____ PASSAGE PRÉSENTÉ

Nous sommes en 1961, les deux associés de la marque DB sont en froid, chacun ayant sa vision de la voiture sportive. Bref, DB a vécu, René Bonnet part de son côté pour réaliser des sportives à moteur Renault montés en position centrale qui porteront son nom, et concourra en compétition contre son ancien associé, Charles Deutsch. Ainsi va naître la série des René Bonnet Aérodjet…
Fondé en 1947, le constructeur français DB est l’oeuvre de Charles Deutsch et René Bonnet qui, ensemble, réaliseront des voitures sportives à moteur Citroën puis Panhard. Ces derniers vont remporter des dizaines de victoires et inscrire leur marque au panthéon du sport automobile français. Hélas, à la fin des années 1950, Deutsch et Bonnet commencent à avoir des dissensions, quand le premier souhaite rester fidèle aux moteurs Panhard et à la traction, Bonnet souhaite développer une architecture à moteur central. Cette divergence entraine la disparition de DB en 1961, René Bonnet créé sa propre marque, trouve Renault comme partenaire motoriste et le pétrolier BP comme soutient financier, et élabore un programme qui comprend compétition et développement d’une gamme commerciale, le tout dans une usine situé à Romorantin fourni par l’un de ses associés : Matra.

________

> **CONSIGNE A**
Repérez dans les entrées ci-dessous chaque ligne contenant la chaîne « data », puis recopiez-la.

____ ENTRÉES FOURNIES

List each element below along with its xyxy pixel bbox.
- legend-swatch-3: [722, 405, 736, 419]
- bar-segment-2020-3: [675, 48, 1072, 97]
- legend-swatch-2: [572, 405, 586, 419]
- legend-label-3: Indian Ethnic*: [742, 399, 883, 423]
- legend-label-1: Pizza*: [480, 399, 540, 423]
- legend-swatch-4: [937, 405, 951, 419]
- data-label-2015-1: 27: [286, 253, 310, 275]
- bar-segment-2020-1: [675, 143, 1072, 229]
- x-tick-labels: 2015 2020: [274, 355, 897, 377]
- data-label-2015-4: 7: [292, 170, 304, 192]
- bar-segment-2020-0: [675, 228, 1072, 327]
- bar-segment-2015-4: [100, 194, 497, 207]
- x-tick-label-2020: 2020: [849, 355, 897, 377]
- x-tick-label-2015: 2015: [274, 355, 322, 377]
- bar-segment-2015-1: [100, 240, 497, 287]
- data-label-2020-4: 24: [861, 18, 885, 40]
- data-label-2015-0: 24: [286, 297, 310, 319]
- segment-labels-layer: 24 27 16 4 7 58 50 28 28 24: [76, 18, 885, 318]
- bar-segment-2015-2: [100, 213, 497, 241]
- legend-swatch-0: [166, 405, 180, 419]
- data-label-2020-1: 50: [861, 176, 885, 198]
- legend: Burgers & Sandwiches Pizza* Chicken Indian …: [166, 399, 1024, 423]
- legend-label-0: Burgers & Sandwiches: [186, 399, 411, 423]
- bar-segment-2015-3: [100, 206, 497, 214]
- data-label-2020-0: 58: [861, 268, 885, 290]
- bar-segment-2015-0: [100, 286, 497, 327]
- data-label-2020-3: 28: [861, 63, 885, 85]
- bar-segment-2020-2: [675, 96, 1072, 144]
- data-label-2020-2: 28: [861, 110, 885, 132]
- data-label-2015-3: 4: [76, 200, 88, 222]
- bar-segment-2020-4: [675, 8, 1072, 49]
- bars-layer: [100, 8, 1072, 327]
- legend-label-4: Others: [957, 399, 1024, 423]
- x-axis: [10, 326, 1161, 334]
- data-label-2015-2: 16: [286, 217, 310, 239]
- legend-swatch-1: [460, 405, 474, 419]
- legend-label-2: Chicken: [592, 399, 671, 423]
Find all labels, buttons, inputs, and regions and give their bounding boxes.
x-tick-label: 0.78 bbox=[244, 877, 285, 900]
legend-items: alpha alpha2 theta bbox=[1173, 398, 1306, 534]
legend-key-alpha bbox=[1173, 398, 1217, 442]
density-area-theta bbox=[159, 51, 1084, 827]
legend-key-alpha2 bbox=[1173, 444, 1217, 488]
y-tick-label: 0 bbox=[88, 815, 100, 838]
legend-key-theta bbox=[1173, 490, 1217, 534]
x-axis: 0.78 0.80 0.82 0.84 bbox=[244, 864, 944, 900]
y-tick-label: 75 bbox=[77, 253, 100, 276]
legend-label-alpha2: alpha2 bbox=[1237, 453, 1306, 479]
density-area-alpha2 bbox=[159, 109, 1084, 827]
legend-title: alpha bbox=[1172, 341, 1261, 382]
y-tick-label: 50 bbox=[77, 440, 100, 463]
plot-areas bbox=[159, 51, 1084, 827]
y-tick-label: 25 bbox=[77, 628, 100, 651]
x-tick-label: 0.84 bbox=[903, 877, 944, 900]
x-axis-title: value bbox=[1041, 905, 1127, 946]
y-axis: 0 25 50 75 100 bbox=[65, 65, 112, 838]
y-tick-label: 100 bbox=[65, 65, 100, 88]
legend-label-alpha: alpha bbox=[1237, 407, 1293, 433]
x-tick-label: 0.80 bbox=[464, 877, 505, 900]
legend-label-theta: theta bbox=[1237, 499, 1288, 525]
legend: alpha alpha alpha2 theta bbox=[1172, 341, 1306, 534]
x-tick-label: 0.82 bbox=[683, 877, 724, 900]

________

> **CONSIGNE B**
Pour chacune des affirmations suivantes, indiquez par oui ou par non si elle concorde avec le passage présenté, en citant les mots du texte qui tranchent la question. (i) DB a été fondé en 1947 par Charles Deutsch et René Bonnet. (ii) Charles Deutsch voulait développer une architecture à moteur central. (iii) L’usine de Romorantin a été fournie par Renault.

> **RÉPONSE ATTENDUE A**
- data-label-2015-1: 27: [286, 253, 310, 275]
- data-label-2015-4: 7: [292, 170, 304, 192]
- data-label-2020-4: 24: [861, 18, 885, 40]
- data-label-2015-0: 24: [286, 297, 310, 319]
- data-label-2020-1: 50: [861, 176, 885, 198]
- data-label-2020-0: 58: [861, 268, 885, 290]
- data-label-2020-3: 28: [861, 63, 885, 85]
- data-label-2020-2: 28: [861, 110, 885, 132]
- data-label-2015-3: 4: [76, 200, 88, 222]
- data-label-2015-2: 16: [286, 217, 310, 239]

> **RÉPONSE ATTENDUE B**
(i) Oui : « Fondé en 1947, le constructeur français DB est l’oeuvre de Charles Deutsch et René Bonnet ».
(ii) Non : « quand le premier souhaite rester fidèle aux moteurs Panhard et à la traction, Bonnet souhaite développer une architecture à moteur central ».
(iii) Non : « fourni par l’un de ses associés : Matra ».